Dataset records:
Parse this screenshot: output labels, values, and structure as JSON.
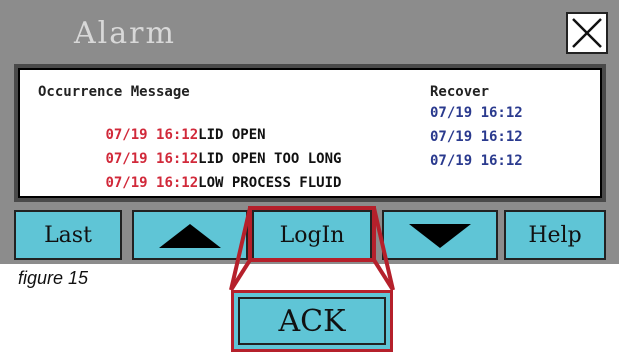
{
  "window": {
    "title": "Alarm",
    "close_icon": "close-icon"
  },
  "alarm_table": {
    "headers": {
      "occurrence_message": "Occurrence Message",
      "recover": "Recover"
    },
    "rows": [
      {
        "occurrence": "07/19 16:12",
        "message": "LID OPEN",
        "recover": "07/19 16:12"
      },
      {
        "occurrence": "07/19 16:12",
        "message": "LID OPEN TOO LONG",
        "recover": "07/19 16:12"
      },
      {
        "occurrence": "07/19 16:12",
        "message": "LOW PROCESS FLUID",
        "recover": "07/19 16:12"
      }
    ]
  },
  "buttons": {
    "last": "Last",
    "up_icon": "triangle-up-icon",
    "login": "LogIn",
    "down_icon": "triangle-down-icon",
    "help": "Help"
  },
  "caption": "figure 15",
  "callout": {
    "ack_label": "ACK"
  },
  "colors": {
    "panel_gray": "#8c8c8c",
    "button_cyan": "#5fc5d6",
    "occurrence_red": "#d1293a",
    "recover_blue": "#2a3a8e",
    "callout_red": "#b5202b"
  }
}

(YOUR GOAL):
Repeat each record exactly, with the pictures left out.

(THE OUTPUT):
Parse this screenshot: output labels, values, and structure as JSON.
{
  "window": {
    "title": "Alarm",
    "close_icon": "close-icon"
  },
  "alarm_table": {
    "headers": {
      "occurrence_message": "Occurrence Message",
      "recover": "Recover"
    },
    "rows": [
      {
        "occurrence": "07/19 16:12",
        "message": "LID OPEN",
        "recover": "07/19 16:12"
      },
      {
        "occurrence": "07/19 16:12",
        "message": "LID OPEN TOO LONG",
        "recover": "07/19 16:12"
      },
      {
        "occurrence": "07/19 16:12",
        "message": "LOW PROCESS FLUID",
        "recover": "07/19 16:12"
      }
    ]
  },
  "buttons": {
    "last": "Last",
    "up_icon": "triangle-up-icon",
    "login": "LogIn",
    "down_icon": "triangle-down-icon",
    "help": "Help"
  },
  "caption": "figure 15",
  "callout": {
    "ack_label": "ACK"
  },
  "colors": {
    "panel_gray": "#8c8c8c",
    "button_cyan": "#5fc5d6",
    "occurrence_red": "#d1293a",
    "recover_blue": "#2a3a8e",
    "callout_red": "#b5202b"
  }
}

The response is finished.